§ **DIRECTIONS**: Take the entries below and print all of them exactly, please.

Extracted records

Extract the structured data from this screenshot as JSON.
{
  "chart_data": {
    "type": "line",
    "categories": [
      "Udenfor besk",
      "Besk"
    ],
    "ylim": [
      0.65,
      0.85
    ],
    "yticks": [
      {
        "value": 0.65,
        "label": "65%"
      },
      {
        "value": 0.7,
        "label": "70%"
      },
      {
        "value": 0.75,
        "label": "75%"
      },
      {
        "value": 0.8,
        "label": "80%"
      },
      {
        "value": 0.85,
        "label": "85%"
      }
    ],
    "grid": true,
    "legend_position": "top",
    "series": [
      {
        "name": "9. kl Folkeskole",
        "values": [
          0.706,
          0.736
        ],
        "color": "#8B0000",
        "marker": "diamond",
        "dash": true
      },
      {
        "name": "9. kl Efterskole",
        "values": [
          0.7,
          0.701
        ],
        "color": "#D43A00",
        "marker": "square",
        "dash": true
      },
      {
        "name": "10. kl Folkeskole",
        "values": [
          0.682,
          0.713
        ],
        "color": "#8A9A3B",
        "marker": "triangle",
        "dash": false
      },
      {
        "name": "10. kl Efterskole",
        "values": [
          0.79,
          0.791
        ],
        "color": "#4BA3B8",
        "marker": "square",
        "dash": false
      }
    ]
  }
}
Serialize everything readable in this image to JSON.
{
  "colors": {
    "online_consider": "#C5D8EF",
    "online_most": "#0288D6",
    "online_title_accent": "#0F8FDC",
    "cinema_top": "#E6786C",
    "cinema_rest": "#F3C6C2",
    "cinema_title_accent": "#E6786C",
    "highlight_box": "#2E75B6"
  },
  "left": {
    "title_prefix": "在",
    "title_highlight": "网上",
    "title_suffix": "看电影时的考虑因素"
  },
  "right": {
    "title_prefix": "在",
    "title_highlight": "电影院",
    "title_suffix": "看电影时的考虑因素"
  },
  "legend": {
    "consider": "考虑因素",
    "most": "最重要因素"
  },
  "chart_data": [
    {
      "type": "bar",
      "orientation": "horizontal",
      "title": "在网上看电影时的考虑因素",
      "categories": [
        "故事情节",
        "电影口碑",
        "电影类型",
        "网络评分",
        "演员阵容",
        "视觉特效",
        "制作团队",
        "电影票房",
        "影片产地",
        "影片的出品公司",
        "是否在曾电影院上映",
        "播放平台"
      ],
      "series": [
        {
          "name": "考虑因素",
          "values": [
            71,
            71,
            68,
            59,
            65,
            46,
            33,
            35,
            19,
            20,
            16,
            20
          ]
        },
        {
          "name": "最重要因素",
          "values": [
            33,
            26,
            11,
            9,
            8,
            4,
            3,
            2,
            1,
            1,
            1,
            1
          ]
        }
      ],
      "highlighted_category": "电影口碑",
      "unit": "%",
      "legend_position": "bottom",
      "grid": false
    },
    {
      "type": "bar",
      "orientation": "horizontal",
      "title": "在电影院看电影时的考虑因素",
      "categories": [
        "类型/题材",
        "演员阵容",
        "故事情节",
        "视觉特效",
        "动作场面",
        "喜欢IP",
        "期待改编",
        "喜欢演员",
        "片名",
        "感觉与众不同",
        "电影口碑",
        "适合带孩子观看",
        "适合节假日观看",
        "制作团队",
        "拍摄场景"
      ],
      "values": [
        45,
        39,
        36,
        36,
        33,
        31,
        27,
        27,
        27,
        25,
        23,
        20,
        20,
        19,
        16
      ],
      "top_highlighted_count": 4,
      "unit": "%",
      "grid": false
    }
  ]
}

§ **FINISHED EXERCISE**:
Extract the structured data from this screenshot as JSON.
{
  "chart_data": {
    "type": "line",
    "categories": [
      "Udenfor besk",
      "Besk"
    ],
    "ylim": [
      0.65,
      0.85
    ],
    "yticks": [
      {
        "value": 0.65,
        "label": "65%"
      },
      {
        "value": 0.7,
        "label": "70%"
      },
      {
        "value": 0.75,
        "label": "75%"
      },
      {
        "value": 0.8,
        "label": "80%"
      },
      {
        "value": 0.85,
        "label": "85%"
      }
    ],
    "grid": true,
    "legend_position": "top",
    "series": [
      {
        "name": "9. kl Folkeskole",
        "values": [
          0.706,
          0.736
        ],
        "color": "#8B0000",
        "marker": "diamond",
        "dash": true
      },
      {
        "name": "9. kl Efterskole",
        "values": [
          0.7,
          0.701
        ],
        "color": "#D43A00",
        "marker": "square",
        "dash": true
      },
      {
        "name": "10. kl Folkeskole",
        "values": [
          0.682,
          0.713
        ],
        "color": "#8A9A3B",
        "marker": "triangle",
        "dash": false
      },
      {
        "name": "10. kl Efterskole",
        "values": [
          0.79,
          0.791
        ],
        "color": "#4BA3B8",
        "marker": "square",
        "dash": false
      }
    ]
  }
}
Serialize everything readable in this image to JSON.
{
  "colors": {
    "online_consider": "#C5D8EF",
    "online_most": "#0288D6",
    "online_title_accent": "#0F8FDC",
    "cinema_top": "#E6786C",
    "cinema_rest": "#F3C6C2",
    "cinema_title_accent": "#E6786C",
    "highlight_box": "#2E75B6"
  },
  "left": {
    "title_prefix": "在",
    "title_highlight": "网上",
    "title_suffix": "看电影时的考虑因素"
  },
  "right": {
    "title_prefix": "在",
    "title_highlight": "电影院",
    "title_suffix": "看电影时的考虑因素"
  },
  "legend": {
    "consider": "考虑因素",
    "most": "最重要因素"
  },
  "chart_data": [
    {
      "type": "bar",
      "orientation": "horizontal",
      "title": "在网上看电影时的考虑因素",
      "categories": [
        "故事情节",
        "电影口碑",
        "电影类型",
        "网络评分",
        "演员阵容",
        "视觉特效",
        "制作团队",
        "电影票房",
        "影片产地",
        "影片的出品公司",
        "是否在曾电影院上映",
        "播放平台"
      ],
      "series": [
        {
          "name": "考虑因素",
          "values": [
            71,
            71,
            68,
            59,
            65,
            46,
            33,
            35,
            19,
            20,
            16,
            20
          ]
        },
        {
          "name": "最重要因素",
          "values": [
            33,
            26,
            11,
            9,
            8,
            4,
            3,
            2,
            1,
            1,
            1,
            1
          ]
        }
      ],
      "highlighted_category": "电影口碑",
      "unit": "%",
      "legend_position": "bottom",
      "grid": false
    },
    {
      "type": "bar",
      "orientation": "horizontal",
      "title": "在电影院看电影时的考虑因素",
      "categories": [
        "类型/题材",
        "演员阵容",
        "故事情节",
        "视觉特效",
        "动作场面",
        "喜欢IP",
        "期待改编",
        "喜欢演员",
        "片名",
        "感觉与众不同",
        "电影口碑",
        "适合带孩子观看",
        "适合节假日观看",
        "制作团队",
        "拍摄场景"
      ],
      "values": [
        45,
        39,
        36,
        36,
        33,
        31,
        27,
        27,
        27,
        25,
        23,
        20,
        20,
        19,
        16
      ],
      "top_highlighted_count": 4,
      "unit": "%",
      "grid": false
    }
  ]
}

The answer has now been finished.